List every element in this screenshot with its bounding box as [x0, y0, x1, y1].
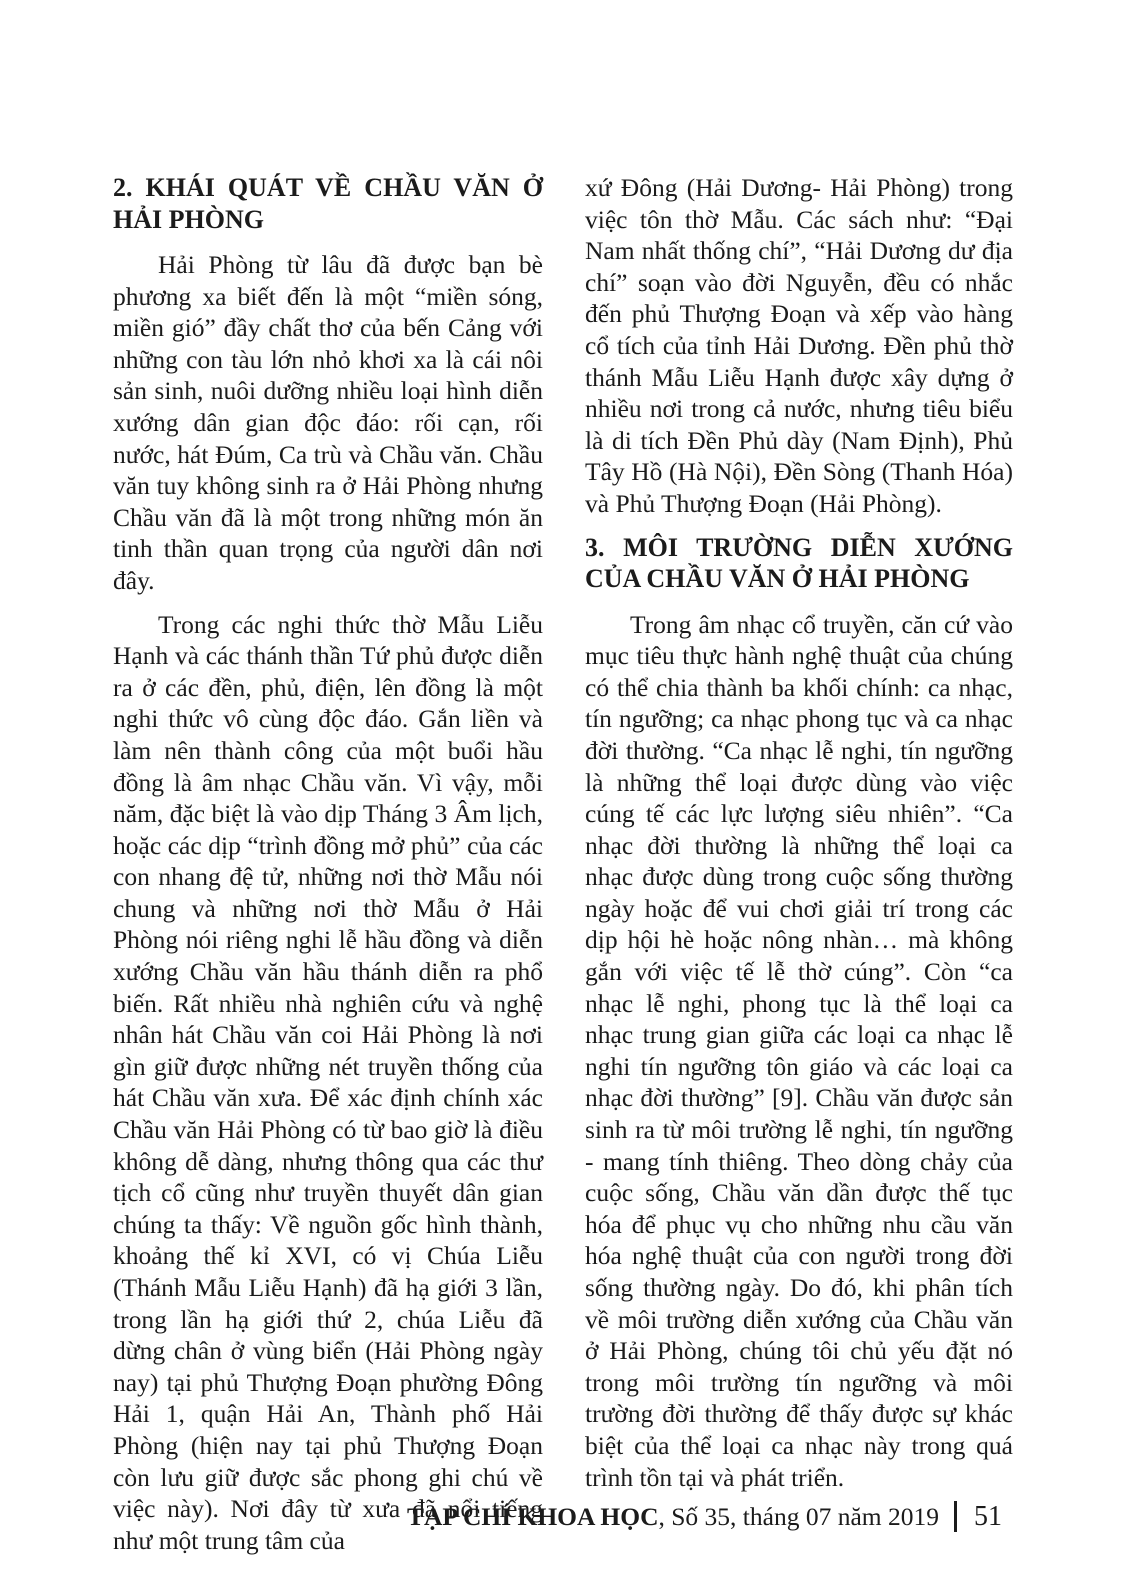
journal-page: 2. KHÁI QUÁT VỀ CHẦU VĂN Ở HẢI PHÒNG Hải…: [0, 0, 1122, 1594]
section-2-number: 2.: [113, 173, 133, 202]
page-footer: TẠP CHÍ KHOA HỌC, Số 35, tháng 07 năm 20…: [407, 1501, 1002, 1533]
footer-divider: [954, 1501, 957, 1532]
paragraph-hai-phong-intro: Hải Phòng từ lâu đã được bạn bè phương x…: [113, 249, 543, 597]
section-3-heading-line1: 3. MÔI TRƯỜNG DIỄN XƯỚNG: [585, 532, 1013, 564]
right-column: xứ Đông (Hải Dương- Hải Phòng) trong việ…: [585, 172, 1013, 1505]
section-3-heading: 3. MÔI TRƯỜNG DIỄN XƯỚNG CỦA CHẦU VĂN Ở …: [585, 532, 1013, 595]
journal-title: TẠP CHÍ KHOA HỌC: [407, 1502, 659, 1531]
section-3-title-part1: MÔI TRƯỜNG DIỄN XƯỚNG: [623, 533, 1013, 562]
page-number: 51: [974, 1501, 1002, 1532]
section-2-heading-line2: HẢI PHÒNG: [113, 204, 543, 236]
paragraph-moi-truong-dien-xuong: Trong âm nhạc cổ truyền, căn cứ vào mục …: [585, 609, 1013, 1494]
section-3-heading-line2: CỦA CHẦU VĂN Ở HẢI PHÒNG: [585, 563, 1013, 595]
section-2-title-part1: KHÁI QUÁT VỀ CHẦU VĂN Ở: [146, 173, 543, 202]
left-column: 2. KHÁI QUÁT VỀ CHẦU VĂN Ở HẢI PHÒNG Hải…: [113, 172, 543, 1568]
section-3-number: 3.: [585, 533, 605, 562]
paragraph-xu-dong-continuation: xứ Đông (Hải Dương- Hải Phòng) trong việ…: [585, 172, 1013, 520]
section-2-heading: 2. KHÁI QUÁT VỀ CHẦU VĂN Ở HẢI PHÒNG: [113, 172, 543, 235]
section-2-heading-line1: 2. KHÁI QUÁT VỀ CHẦU VĂN Ở: [113, 172, 543, 204]
issue-info: , Số 35, tháng 07 năm 2019: [659, 1502, 940, 1531]
paragraph-nghi-thuc-tho-mau: Trong các nghi thức thờ Mẫu Liễu Hạnh và…: [113, 609, 543, 1557]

◇ ◇ ◇

THE TASK: Can you quote everything from the line containing "journal-page: 2. KHÁI" down to the last line of the records, word for word?

EXPECTED ANSWER:
journal-page: 2. KHÁI QUÁT VỀ CHẦU VĂN Ở HẢI PHÒNG Hải…: [0, 0, 1122, 1594]
section-2-number: 2.: [113, 173, 133, 202]
page-footer: TẠP CHÍ KHOA HỌC, Số 35, tháng 07 năm 20…: [407, 1501, 1002, 1533]
footer-divider: [954, 1501, 957, 1532]
paragraph-hai-phong-intro: Hải Phòng từ lâu đã được bạn bè phương x…: [113, 249, 543, 597]
section-3-heading-line1: 3. MÔI TRƯỜNG DIỄN XƯỚNG: [585, 532, 1013, 564]
right-column: xứ Đông (Hải Dương- Hải Phòng) trong việ…: [585, 172, 1013, 1505]
section-3-heading: 3. MÔI TRƯỜNG DIỄN XƯỚNG CỦA CHẦU VĂN Ở …: [585, 532, 1013, 595]
journal-title: TẠP CHÍ KHOA HỌC: [407, 1502, 659, 1531]
section-3-title-part1: MÔI TRƯỜNG DIỄN XƯỚNG: [623, 533, 1013, 562]
page-number: 51: [974, 1501, 1002, 1532]
section-2-heading-line2: HẢI PHÒNG: [113, 204, 543, 236]
paragraph-moi-truong-dien-xuong: Trong âm nhạc cổ truyền, căn cứ vào mục …: [585, 609, 1013, 1494]
section-3-heading-line2: CỦA CHẦU VĂN Ở HẢI PHÒNG: [585, 563, 1013, 595]
section-2-title-part1: KHÁI QUÁT VỀ CHẦU VĂN Ở: [146, 173, 543, 202]
left-column: 2. KHÁI QUÁT VỀ CHẦU VĂN Ở HẢI PHÒNG Hải…: [113, 172, 543, 1568]
section-3-number: 3.: [585, 533, 605, 562]
paragraph-xu-dong-continuation: xứ Đông (Hải Dương- Hải Phòng) trong việ…: [585, 172, 1013, 520]
section-2-heading: 2. KHÁI QUÁT VỀ CHẦU VĂN Ở HẢI PHÒNG: [113, 172, 543, 235]
section-2-heading-line1: 2. KHÁI QUÁT VỀ CHẦU VĂN Ở: [113, 172, 543, 204]
issue-info: , Số 35, tháng 07 năm 2019: [659, 1502, 940, 1531]
paragraph-nghi-thuc-tho-mau: Trong các nghi thức thờ Mẫu Liễu Hạnh và…: [113, 609, 543, 1557]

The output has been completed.